=== Data section ===

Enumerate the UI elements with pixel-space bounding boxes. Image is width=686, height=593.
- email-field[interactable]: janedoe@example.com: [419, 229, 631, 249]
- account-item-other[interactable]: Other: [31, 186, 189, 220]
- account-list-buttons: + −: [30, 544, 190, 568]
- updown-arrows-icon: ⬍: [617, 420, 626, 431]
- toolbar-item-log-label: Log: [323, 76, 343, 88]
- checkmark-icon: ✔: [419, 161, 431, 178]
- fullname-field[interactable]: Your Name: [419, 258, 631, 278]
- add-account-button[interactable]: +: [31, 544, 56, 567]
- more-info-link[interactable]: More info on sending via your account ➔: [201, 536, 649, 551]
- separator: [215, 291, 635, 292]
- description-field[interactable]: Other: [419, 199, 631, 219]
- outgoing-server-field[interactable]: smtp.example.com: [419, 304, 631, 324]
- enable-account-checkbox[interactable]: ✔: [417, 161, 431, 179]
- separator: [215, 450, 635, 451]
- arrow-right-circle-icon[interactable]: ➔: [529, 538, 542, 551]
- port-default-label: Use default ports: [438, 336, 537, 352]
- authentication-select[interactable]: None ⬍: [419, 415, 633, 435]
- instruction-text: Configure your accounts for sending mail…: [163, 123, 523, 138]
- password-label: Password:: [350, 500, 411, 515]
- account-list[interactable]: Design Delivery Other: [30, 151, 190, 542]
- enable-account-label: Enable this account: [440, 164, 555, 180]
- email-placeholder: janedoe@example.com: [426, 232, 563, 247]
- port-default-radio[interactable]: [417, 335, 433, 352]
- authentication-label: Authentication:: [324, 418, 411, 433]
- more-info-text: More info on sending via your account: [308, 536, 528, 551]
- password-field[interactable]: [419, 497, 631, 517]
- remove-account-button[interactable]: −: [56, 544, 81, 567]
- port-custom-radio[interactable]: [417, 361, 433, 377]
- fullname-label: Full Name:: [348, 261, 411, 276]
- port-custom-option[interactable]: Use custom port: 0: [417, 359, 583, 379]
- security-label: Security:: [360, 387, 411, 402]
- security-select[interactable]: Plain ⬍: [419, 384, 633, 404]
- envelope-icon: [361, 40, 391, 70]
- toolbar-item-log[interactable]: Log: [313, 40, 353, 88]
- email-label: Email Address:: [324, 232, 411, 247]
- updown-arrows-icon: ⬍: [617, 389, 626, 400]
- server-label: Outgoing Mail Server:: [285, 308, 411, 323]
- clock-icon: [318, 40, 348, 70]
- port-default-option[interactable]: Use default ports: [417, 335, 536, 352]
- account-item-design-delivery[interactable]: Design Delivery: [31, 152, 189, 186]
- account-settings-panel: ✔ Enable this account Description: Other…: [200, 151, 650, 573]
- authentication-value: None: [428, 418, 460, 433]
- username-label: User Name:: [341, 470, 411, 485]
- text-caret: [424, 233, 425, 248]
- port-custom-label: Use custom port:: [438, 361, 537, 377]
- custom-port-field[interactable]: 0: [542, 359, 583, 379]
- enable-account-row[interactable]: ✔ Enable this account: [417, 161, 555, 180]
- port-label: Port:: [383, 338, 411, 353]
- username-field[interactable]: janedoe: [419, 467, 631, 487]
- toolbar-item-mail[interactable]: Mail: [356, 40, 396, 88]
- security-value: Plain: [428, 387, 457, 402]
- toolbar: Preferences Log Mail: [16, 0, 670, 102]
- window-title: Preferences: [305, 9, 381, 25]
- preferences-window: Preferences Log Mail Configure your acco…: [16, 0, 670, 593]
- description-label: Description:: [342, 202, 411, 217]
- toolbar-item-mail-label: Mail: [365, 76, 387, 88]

===

## Task to complete
Copy all of the records above line for line, with no changes.

## Written solution
Enumerate the UI elements with pixel-space bounding boxes. Image is width=686, height=593.
- email-field[interactable]: janedoe@example.com: [419, 229, 631, 249]
- account-item-other[interactable]: Other: [31, 186, 189, 220]
- account-list-buttons: + −: [30, 544, 190, 568]
- updown-arrows-icon: ⬍: [617, 420, 626, 431]
- toolbar-item-log-label: Log: [323, 76, 343, 88]
- checkmark-icon: ✔: [419, 161, 431, 178]
- fullname-field[interactable]: Your Name: [419, 258, 631, 278]
- add-account-button[interactable]: +: [31, 544, 56, 567]
- more-info-link[interactable]: More info on sending via your account ➔: [201, 536, 649, 551]
- separator: [215, 291, 635, 292]
- description-field[interactable]: Other: [419, 199, 631, 219]
- outgoing-server-field[interactable]: smtp.example.com: [419, 304, 631, 324]
- enable-account-checkbox[interactable]: ✔: [417, 161, 431, 179]
- separator: [215, 450, 635, 451]
- arrow-right-circle-icon[interactable]: ➔: [529, 538, 542, 551]
- port-default-label: Use default ports: [438, 336, 537, 352]
- authentication-select[interactable]: None ⬍: [419, 415, 633, 435]
- instruction-text: Configure your accounts for sending mail…: [163, 123, 523, 138]
- password-label: Password:: [350, 500, 411, 515]
- account-list[interactable]: Design Delivery Other: [30, 151, 190, 542]
- enable-account-label: Enable this account: [440, 164, 555, 180]
- email-placeholder: janedoe@example.com: [426, 232, 563, 247]
- port-default-radio[interactable]: [417, 335, 433, 352]
- authentication-label: Authentication:: [324, 418, 411, 433]
- more-info-text: More info on sending via your account: [308, 536, 528, 551]
- password-field[interactable]: [419, 497, 631, 517]
- remove-account-button[interactable]: −: [56, 544, 81, 567]
- port-custom-radio[interactable]: [417, 361, 433, 377]
- fullname-label: Full Name:: [348, 261, 411, 276]
- port-custom-option[interactable]: Use custom port: 0: [417, 359, 583, 379]
- security-label: Security:: [360, 387, 411, 402]
- security-select[interactable]: Plain ⬍: [419, 384, 633, 404]
- envelope-icon: [361, 40, 391, 70]
- toolbar-item-log[interactable]: Log: [313, 40, 353, 88]
- email-label: Email Address:: [324, 232, 411, 247]
- updown-arrows-icon: ⬍: [617, 389, 626, 400]
- server-label: Outgoing Mail Server:: [285, 308, 411, 323]
- clock-icon: [318, 40, 348, 70]
- port-default-option[interactable]: Use default ports: [417, 335, 536, 352]
- account-item-design-delivery[interactable]: Design Delivery: [31, 152, 189, 186]
- account-settings-panel: ✔ Enable this account Description: Other…: [200, 151, 650, 573]
- authentication-value: None: [428, 418, 460, 433]
- username-label: User Name:: [341, 470, 411, 485]
- text-caret: [424, 233, 425, 248]
- port-custom-label: Use custom port:: [438, 361, 537, 377]
- custom-port-field[interactable]: 0: [542, 359, 583, 379]
- enable-account-row[interactable]: ✔ Enable this account: [417, 161, 555, 180]
- port-label: Port:: [383, 338, 411, 353]
- username-field[interactable]: janedoe: [419, 467, 631, 487]
- toolbar-item-mail[interactable]: Mail: [356, 40, 396, 88]
- security-value: Plain: [428, 387, 457, 402]
- toolbar: Preferences Log Mail: [16, 0, 670, 102]
- window-title: Preferences: [305, 9, 381, 25]
- preferences-window: Preferences Log Mail Configure your acco…: [16, 0, 670, 593]
- description-label: Description:: [342, 202, 411, 217]
- toolbar-item-mail-label: Mail: [365, 76, 387, 88]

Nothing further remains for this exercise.